INSTRUCTIONS TO FOLLOW =
Report back each line of the records that contains the string "alla".
--- --- ---
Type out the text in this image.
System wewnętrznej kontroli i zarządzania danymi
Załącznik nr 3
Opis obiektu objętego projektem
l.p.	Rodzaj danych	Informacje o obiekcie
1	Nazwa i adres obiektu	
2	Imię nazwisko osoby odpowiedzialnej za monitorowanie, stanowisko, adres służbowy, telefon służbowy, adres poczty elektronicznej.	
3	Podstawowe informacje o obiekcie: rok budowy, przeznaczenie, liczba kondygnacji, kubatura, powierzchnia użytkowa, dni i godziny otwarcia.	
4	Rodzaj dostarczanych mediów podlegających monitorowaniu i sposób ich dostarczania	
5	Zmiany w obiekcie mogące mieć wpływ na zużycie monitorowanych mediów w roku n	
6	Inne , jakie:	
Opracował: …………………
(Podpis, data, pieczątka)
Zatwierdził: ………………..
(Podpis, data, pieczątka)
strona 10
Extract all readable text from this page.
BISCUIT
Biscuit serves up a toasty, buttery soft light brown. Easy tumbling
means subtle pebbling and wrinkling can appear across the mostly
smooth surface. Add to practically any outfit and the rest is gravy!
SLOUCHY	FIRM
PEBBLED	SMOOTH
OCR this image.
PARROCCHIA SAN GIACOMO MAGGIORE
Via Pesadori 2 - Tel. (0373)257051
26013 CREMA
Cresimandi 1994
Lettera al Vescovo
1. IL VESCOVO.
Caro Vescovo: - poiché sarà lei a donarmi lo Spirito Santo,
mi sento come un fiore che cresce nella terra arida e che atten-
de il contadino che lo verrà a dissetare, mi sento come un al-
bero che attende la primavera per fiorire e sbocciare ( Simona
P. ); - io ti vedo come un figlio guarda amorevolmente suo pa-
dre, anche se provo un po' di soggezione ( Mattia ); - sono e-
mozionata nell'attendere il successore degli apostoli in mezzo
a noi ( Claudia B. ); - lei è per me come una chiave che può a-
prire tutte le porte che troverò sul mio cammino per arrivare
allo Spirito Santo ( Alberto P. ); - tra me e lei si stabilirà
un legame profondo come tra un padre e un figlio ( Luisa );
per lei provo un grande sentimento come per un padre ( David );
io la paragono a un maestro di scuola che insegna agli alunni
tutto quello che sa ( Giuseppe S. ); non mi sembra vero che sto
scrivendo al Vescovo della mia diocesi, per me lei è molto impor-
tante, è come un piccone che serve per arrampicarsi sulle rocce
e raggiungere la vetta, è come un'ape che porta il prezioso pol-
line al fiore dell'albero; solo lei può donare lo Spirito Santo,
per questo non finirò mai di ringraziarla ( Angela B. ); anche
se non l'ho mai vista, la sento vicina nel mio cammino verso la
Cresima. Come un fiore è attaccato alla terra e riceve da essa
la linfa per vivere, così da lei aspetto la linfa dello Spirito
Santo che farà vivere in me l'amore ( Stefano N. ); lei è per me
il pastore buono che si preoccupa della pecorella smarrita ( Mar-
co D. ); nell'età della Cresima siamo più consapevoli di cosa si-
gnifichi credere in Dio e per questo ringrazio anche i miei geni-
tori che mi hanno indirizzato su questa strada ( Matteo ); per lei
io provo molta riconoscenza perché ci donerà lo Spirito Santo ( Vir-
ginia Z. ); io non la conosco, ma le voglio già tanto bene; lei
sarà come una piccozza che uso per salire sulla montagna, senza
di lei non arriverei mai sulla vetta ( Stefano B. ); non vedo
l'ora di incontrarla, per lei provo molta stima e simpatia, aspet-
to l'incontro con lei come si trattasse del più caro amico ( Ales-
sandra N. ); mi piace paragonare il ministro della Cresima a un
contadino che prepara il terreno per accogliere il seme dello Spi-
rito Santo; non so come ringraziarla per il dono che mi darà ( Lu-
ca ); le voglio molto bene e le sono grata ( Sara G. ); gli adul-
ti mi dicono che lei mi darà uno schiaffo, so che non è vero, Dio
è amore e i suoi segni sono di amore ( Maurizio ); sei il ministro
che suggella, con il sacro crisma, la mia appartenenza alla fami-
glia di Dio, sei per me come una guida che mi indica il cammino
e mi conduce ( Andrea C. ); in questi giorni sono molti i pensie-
--- --- ---
EXERCISE RESPONSE =
Cresima. Come un fiore è attaccato alla terra e riceve da essa
che suggella, con il sacro crisma, la mia appartenenza alla fami-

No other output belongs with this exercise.